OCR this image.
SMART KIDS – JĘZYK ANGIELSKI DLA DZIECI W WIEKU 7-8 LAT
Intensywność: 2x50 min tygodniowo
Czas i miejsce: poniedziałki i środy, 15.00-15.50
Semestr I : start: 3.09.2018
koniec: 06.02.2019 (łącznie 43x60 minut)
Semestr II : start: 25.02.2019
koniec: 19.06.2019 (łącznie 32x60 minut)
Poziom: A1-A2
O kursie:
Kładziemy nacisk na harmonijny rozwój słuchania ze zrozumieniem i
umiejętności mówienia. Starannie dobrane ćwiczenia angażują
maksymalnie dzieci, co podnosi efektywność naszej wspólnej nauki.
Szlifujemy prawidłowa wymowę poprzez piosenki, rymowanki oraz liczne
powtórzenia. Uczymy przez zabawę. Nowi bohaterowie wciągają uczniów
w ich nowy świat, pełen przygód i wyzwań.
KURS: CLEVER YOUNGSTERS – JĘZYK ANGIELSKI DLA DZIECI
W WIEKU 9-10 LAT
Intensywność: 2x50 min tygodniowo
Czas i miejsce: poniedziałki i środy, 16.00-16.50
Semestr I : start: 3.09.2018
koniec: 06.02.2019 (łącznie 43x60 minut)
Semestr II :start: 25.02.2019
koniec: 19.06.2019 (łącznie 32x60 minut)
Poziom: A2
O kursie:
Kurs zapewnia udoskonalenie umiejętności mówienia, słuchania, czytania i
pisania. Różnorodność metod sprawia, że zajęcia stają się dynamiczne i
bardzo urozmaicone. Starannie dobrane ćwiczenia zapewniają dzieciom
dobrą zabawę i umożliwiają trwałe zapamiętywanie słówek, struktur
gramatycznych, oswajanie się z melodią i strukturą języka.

_ _ _ _

Repeat the listing exactly, from its first line to its last.

OCR this image.
SMART KIDS – JĘZYK ANGIELSKI DLA DZIECI W WIEKU 7-8 LAT
Intensywność: 2x50 min tygodniowo
Czas i miejsce: poniedziałki i środy, 15.00-15.50
Semestr I : start: 3.09.2018
koniec: 06.02.2019 (łącznie 43x60 minut)
Semestr II : start: 25.02.2019
koniec: 19.06.2019 (łącznie 32x60 minut)
Poziom: A1-A2
O kursie:
Kładziemy nacisk na harmonijny rozwój słuchania ze zrozumieniem i
umiejętności mówienia. Starannie dobrane ćwiczenia angażują
maksymalnie dzieci, co podnosi efektywność naszej wspólnej nauki.
Szlifujemy prawidłowa wymowę poprzez piosenki, rymowanki oraz liczne
powtórzenia. Uczymy przez zabawę. Nowi bohaterowie wciągają uczniów
w ich nowy świat, pełen przygód i wyzwań.
KURS: CLEVER YOUNGSTERS – JĘZYK ANGIELSKI DLA DZIECI
W WIEKU 9-10 LAT
Intensywność: 2x50 min tygodniowo
Czas i miejsce: poniedziałki i środy, 16.00-16.50
Semestr I : start: 3.09.2018
koniec: 06.02.2019 (łącznie 43x60 minut)
Semestr II :start: 25.02.2019
koniec: 19.06.2019 (łącznie 32x60 minut)
Poziom: A2
O kursie:
Kurs zapewnia udoskonalenie umiejętności mówienia, słuchania, czytania i
pisania. Różnorodność metod sprawia, że zajęcia stają się dynamiczne i
bardzo urozmaicone. Starannie dobrane ćwiczenia zapewniają dzieciom
dobrą zabawę i umożliwiają trwałe zapamiętywanie słówek, struktur
gramatycznych, oswajanie się z melodią i strukturą języka.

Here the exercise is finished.